__What is required__
Find every line in the records below that holds the word "মসনদ" and copy it.

Recorded data:

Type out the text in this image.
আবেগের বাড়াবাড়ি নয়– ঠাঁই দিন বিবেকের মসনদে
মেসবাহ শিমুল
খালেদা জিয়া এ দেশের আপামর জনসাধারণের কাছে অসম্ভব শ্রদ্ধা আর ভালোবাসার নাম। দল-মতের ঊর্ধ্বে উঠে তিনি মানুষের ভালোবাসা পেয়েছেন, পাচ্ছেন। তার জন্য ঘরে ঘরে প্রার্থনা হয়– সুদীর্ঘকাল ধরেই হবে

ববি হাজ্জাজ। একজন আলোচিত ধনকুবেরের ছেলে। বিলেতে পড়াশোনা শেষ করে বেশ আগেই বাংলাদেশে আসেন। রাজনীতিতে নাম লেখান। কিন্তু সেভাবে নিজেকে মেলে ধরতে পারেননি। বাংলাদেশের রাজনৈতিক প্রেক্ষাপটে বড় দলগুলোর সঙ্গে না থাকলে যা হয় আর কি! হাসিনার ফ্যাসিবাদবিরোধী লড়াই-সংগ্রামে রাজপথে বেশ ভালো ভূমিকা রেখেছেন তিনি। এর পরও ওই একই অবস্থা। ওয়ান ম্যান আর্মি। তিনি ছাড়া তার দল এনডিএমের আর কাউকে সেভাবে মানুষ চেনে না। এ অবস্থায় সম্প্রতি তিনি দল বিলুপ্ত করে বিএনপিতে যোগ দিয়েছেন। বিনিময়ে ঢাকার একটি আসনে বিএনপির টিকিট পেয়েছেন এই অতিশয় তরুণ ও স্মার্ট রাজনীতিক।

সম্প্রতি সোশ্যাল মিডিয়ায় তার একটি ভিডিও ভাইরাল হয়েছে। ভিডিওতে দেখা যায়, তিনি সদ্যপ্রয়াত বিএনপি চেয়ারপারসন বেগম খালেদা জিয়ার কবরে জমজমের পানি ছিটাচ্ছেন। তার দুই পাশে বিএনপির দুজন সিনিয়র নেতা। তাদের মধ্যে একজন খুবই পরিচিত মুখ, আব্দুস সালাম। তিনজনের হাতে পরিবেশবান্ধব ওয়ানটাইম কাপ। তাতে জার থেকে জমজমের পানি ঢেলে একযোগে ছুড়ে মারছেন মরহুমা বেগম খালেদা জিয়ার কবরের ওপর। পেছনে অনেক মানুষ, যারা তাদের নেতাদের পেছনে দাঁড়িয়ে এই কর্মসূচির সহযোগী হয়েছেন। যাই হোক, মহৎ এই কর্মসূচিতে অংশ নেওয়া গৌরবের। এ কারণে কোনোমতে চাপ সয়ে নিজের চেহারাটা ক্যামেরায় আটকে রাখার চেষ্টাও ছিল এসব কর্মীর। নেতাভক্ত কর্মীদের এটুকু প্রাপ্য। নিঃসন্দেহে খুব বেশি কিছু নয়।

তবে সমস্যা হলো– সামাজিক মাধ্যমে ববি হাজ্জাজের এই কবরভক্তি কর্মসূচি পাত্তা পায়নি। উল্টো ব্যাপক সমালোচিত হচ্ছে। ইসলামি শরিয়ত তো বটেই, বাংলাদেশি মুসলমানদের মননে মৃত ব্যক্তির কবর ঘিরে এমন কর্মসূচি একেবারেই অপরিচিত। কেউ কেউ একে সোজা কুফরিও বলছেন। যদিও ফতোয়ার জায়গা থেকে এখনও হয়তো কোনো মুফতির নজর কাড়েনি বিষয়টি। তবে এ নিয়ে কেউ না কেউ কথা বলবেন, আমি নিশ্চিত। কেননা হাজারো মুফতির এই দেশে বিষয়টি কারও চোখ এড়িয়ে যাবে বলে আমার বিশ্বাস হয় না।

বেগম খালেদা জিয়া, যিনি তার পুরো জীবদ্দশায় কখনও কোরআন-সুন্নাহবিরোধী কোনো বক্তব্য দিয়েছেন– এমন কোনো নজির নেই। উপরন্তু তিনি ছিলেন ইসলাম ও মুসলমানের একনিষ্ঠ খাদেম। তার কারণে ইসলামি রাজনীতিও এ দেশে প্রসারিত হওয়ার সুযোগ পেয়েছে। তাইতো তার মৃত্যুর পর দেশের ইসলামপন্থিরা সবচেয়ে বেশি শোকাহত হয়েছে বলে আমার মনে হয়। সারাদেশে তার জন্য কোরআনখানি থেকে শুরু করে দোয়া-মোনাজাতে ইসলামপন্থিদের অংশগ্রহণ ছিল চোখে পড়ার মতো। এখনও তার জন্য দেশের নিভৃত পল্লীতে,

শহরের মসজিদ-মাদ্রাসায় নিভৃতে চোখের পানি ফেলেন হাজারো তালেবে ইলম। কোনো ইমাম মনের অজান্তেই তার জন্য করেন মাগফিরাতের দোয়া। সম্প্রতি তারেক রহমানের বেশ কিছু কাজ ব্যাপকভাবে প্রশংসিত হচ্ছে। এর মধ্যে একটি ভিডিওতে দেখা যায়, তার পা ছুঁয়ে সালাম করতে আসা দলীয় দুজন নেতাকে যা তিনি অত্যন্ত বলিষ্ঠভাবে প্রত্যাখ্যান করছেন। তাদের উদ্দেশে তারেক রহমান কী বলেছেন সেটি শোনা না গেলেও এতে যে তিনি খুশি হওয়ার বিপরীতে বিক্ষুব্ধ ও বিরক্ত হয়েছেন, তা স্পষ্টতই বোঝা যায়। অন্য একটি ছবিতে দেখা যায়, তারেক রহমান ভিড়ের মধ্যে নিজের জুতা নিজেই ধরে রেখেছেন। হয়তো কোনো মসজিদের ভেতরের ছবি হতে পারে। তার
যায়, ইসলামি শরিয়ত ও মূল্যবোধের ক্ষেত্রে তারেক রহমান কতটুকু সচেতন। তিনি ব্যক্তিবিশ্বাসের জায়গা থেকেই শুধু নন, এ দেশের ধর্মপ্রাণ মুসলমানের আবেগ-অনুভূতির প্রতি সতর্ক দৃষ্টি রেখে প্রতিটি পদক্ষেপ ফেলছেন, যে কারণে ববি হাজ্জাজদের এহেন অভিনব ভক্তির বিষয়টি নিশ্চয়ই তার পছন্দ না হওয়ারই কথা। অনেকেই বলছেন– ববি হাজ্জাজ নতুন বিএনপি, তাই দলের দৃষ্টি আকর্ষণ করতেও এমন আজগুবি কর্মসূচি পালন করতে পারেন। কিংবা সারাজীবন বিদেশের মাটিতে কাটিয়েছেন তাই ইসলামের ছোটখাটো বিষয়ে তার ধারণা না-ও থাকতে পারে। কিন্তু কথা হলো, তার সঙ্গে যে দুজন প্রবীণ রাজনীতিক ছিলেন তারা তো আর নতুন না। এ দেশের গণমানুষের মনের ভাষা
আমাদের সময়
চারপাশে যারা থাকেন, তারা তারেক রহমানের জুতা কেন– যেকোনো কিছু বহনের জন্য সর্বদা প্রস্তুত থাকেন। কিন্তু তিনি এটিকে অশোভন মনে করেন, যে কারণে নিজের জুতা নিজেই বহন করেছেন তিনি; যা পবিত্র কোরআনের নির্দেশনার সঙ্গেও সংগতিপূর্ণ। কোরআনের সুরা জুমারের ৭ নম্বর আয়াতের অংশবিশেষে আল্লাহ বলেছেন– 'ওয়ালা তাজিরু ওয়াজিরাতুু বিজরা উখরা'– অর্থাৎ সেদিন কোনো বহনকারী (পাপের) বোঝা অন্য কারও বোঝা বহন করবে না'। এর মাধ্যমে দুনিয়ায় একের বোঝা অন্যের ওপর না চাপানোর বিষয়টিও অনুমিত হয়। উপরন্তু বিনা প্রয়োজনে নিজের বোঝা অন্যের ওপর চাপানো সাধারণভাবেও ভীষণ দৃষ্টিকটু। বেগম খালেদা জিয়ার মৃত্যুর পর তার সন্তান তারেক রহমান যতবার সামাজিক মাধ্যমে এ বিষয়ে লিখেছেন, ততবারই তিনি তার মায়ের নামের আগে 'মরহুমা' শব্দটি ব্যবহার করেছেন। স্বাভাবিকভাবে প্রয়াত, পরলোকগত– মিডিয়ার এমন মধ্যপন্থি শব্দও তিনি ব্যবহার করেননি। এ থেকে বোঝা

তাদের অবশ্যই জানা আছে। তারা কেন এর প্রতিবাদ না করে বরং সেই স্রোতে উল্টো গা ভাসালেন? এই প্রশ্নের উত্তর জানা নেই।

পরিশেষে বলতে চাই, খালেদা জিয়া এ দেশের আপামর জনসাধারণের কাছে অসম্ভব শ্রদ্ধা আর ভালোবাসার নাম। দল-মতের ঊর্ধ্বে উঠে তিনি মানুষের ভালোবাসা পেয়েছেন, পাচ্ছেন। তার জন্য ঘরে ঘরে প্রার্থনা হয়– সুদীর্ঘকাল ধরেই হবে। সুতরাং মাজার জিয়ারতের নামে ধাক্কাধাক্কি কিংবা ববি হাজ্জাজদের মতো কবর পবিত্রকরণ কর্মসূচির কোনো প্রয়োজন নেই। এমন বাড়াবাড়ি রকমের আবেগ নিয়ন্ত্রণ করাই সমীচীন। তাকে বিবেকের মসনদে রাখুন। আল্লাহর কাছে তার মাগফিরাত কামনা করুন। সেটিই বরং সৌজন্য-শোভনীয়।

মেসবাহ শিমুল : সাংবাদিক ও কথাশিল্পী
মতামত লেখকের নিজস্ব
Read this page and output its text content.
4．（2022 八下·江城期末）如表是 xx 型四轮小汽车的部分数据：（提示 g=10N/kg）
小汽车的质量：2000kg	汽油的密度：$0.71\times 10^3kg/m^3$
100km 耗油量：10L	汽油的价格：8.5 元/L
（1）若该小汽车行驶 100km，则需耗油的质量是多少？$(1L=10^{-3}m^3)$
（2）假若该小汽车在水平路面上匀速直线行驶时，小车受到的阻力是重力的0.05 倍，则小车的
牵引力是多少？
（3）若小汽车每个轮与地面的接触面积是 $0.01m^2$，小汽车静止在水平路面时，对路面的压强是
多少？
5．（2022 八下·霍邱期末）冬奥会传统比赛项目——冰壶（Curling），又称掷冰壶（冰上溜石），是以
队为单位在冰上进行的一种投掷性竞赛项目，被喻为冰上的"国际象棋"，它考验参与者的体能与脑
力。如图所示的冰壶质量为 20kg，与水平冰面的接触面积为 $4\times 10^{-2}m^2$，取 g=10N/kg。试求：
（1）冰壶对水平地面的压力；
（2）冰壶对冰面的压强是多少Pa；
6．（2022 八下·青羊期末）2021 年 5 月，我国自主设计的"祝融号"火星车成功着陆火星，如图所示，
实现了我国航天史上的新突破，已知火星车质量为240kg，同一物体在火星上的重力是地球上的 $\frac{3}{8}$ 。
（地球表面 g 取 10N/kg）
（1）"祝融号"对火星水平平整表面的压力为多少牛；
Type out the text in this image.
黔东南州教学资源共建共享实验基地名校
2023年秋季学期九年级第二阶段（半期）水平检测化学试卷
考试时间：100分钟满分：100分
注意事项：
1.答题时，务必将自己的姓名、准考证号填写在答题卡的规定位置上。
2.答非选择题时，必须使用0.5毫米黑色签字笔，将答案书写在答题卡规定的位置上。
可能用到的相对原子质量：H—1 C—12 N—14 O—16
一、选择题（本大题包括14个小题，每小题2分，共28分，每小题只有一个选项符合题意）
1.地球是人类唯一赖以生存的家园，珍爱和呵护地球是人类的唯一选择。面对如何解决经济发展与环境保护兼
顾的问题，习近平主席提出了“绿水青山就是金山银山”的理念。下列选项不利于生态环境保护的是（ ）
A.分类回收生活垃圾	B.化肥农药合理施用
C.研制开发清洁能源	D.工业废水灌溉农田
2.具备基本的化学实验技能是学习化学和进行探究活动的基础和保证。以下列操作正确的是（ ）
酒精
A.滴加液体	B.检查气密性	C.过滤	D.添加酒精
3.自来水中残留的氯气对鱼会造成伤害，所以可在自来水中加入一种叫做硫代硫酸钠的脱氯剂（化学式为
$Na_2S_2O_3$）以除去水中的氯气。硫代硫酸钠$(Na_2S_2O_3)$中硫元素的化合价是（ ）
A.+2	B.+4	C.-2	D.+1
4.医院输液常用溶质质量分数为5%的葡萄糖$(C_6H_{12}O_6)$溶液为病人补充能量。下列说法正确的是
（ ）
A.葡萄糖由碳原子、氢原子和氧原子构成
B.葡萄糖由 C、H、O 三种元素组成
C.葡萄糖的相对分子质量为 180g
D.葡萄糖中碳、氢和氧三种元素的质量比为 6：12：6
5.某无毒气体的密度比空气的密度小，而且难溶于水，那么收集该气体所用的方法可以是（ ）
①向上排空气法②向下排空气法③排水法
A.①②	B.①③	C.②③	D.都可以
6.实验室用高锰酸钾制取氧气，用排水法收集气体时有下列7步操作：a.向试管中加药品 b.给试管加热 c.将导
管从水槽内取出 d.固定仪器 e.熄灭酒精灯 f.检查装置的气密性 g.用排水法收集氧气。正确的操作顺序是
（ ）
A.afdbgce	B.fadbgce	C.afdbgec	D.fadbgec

__Solution to this problem__
আবেগের বাড়াবাড়ি নয়– ঠাঁই দিন বিবেকের মসনদে
পরিশেষে বলতে চাই, খালেদা জিয়া এ দেশের আপামর জনসাধারণের কাছে অসম্ভব শ্রদ্ধা আর ভালোবাসার নাম। দল-মতের ঊর্ধ্বে উঠে তিনি মানুষের ভালোবাসা পেয়েছেন, পাচ্ছেন। তার জন্য ঘরে ঘরে প্রার্থনা হয়– সুদীর্ঘকাল ধরেই হবে। সুতরাং মাজার জিয়ারতের নামে ধাক্কাধাক্কি কিংবা ববি হাজ্জাজদের মতো কবর পবিত্রকরণ কর্মসূচির কোনো প্রয়োজন নেই। এমন বাড়াবাড়ি রকমের আবেগ নিয়ন্ত্রণ করাই সমীচীন। তাকে বিবেকের মসনদে রাখুন। আল্লাহর কাছে তার মাগফিরাত কামনা করুন। সেটিই বরং সৌজন্য-শোভনীয়।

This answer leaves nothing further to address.